→ **Problem details**
Copy the listing below line for line, leaving out the picture.

→ **Record extracts**

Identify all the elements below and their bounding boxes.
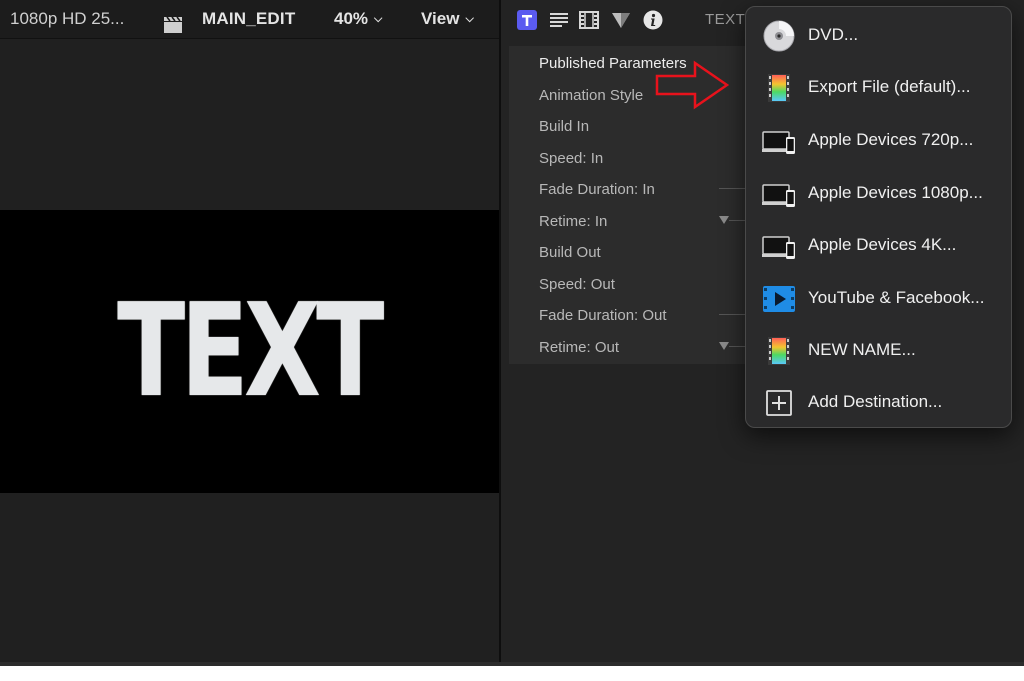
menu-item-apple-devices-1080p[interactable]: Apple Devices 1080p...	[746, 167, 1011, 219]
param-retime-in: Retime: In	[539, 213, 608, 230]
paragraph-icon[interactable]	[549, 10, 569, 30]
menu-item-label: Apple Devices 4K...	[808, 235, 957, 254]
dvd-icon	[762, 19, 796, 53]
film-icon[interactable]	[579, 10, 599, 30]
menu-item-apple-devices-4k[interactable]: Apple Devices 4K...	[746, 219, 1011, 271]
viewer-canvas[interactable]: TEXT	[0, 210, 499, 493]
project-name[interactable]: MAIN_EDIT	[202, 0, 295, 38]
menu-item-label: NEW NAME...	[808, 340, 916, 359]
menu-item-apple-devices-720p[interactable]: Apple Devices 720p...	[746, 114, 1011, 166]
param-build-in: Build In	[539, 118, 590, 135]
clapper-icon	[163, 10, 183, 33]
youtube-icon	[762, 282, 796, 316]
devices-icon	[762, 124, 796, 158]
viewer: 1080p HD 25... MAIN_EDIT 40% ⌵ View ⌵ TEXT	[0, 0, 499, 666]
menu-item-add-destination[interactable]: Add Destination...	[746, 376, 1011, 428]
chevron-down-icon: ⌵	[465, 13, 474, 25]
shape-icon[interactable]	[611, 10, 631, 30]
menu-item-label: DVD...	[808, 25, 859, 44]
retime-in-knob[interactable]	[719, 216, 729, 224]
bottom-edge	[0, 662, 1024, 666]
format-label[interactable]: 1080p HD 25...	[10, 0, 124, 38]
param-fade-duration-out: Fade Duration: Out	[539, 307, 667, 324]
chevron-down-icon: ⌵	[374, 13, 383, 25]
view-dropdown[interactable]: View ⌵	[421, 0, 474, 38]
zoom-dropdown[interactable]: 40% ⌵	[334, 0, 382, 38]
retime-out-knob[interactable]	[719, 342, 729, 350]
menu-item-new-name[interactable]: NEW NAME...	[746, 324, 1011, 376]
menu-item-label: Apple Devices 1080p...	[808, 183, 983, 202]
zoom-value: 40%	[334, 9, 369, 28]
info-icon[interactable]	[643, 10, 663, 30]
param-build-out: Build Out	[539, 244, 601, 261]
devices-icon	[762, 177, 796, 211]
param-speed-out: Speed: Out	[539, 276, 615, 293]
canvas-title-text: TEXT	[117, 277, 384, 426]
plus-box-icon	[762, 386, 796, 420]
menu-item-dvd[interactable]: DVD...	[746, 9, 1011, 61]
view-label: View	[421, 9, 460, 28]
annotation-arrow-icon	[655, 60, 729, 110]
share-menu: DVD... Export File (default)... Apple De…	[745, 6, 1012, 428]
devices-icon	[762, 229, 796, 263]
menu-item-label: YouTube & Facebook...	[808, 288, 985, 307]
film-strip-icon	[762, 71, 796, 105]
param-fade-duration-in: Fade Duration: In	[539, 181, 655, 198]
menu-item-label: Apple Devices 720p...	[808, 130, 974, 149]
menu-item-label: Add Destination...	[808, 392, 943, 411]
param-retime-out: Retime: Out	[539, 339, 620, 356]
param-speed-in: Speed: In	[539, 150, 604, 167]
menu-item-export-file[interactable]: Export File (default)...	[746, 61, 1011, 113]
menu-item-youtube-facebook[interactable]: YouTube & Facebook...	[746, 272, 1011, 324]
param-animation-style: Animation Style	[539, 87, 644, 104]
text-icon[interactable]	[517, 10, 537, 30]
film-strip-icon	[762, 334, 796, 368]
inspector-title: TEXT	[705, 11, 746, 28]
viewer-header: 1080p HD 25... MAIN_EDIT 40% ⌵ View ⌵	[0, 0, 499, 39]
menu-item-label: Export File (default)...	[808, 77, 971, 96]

→ **Solved exercise**
Identify all the elements below and their bounding boxes.
menu-item-apple-devices-1080p[interactable]: Apple Devices 1080p...	[746, 167, 1011, 219]
param-retime-in: Retime: In	[539, 213, 608, 230]
paragraph-icon[interactable]	[549, 10, 569, 30]
menu-item-label: Apple Devices 4K...	[808, 235, 957, 254]
dvd-icon	[762, 19, 796, 53]
film-icon[interactable]	[579, 10, 599, 30]
menu-item-apple-devices-4k[interactable]: Apple Devices 4K...	[746, 219, 1011, 271]
viewer-canvas[interactable]: TEXT	[0, 210, 499, 493]
project-name[interactable]: MAIN_EDIT	[202, 0, 295, 38]
menu-item-label: NEW NAME...	[808, 340, 916, 359]
menu-item-apple-devices-720p[interactable]: Apple Devices 720p...	[746, 114, 1011, 166]
param-build-in: Build In	[539, 118, 590, 135]
clapper-icon	[163, 10, 183, 33]
youtube-icon	[762, 282, 796, 316]
devices-icon	[762, 124, 796, 158]
viewer: 1080p HD 25... MAIN_EDIT 40% ⌵ View ⌵ TEXT	[0, 0, 499, 666]
menu-item-add-destination[interactable]: Add Destination...	[746, 376, 1011, 428]
chevron-down-icon: ⌵	[465, 13, 474, 25]
shape-icon[interactable]	[611, 10, 631, 30]
menu-item-label: DVD...	[808, 25, 859, 44]
retime-in-knob[interactable]	[719, 216, 729, 224]
bottom-edge	[0, 662, 1024, 666]
format-label[interactable]: 1080p HD 25...	[10, 0, 124, 38]
param-fade-duration-out: Fade Duration: Out	[539, 307, 667, 324]
chevron-down-icon: ⌵	[374, 13, 383, 25]
view-dropdown[interactable]: View ⌵	[421, 0, 474, 38]
zoom-dropdown[interactable]: 40% ⌵	[334, 0, 382, 38]
retime-out-knob[interactable]	[719, 342, 729, 350]
menu-item-new-name[interactable]: NEW NAME...	[746, 324, 1011, 376]
menu-item-label: Apple Devices 1080p...	[808, 183, 983, 202]
zoom-value: 40%	[334, 9, 369, 28]
info-icon[interactable]	[643, 10, 663, 30]
param-build-out: Build Out	[539, 244, 601, 261]
devices-icon	[762, 177, 796, 211]
param-speed-out: Speed: Out	[539, 276, 615, 293]
canvas-title-text: TEXT	[117, 277, 384, 426]
plus-box-icon	[762, 386, 796, 420]
menu-item-dvd[interactable]: DVD...	[746, 9, 1011, 61]
view-label: View	[421, 9, 460, 28]
annotation-arrow-icon	[655, 60, 729, 110]
share-menu: DVD... Export File (default)... Apple De…	[745, 6, 1012, 428]
devices-icon	[762, 229, 796, 263]
menu-item-label: YouTube & Facebook...	[808, 288, 985, 307]
film-strip-icon	[762, 71, 796, 105]
param-fade-duration-in: Fade Duration: In	[539, 181, 655, 198]
menu-item-label: Apple Devices 720p...	[808, 130, 974, 149]
menu-item-label: Add Destination...	[808, 392, 943, 411]
param-retime-out: Retime: Out	[539, 339, 620, 356]
param-speed-in: Speed: In	[539, 150, 604, 167]
menu-item-export-file[interactable]: Export File (default)...	[746, 61, 1011, 113]
menu-item-youtube-facebook[interactable]: YouTube & Facebook...	[746, 272, 1011, 324]
param-animation-style: Animation Style	[539, 87, 644, 104]
text-icon[interactable]	[517, 10, 537, 30]
film-strip-icon	[762, 334, 796, 368]
inspector-title: TEXT	[705, 11, 746, 28]
viewer-header: 1080p HD 25... MAIN_EDIT 40% ⌵ View ⌵	[0, 0, 499, 39]
menu-item-label: Export File (default)...	[808, 77, 971, 96]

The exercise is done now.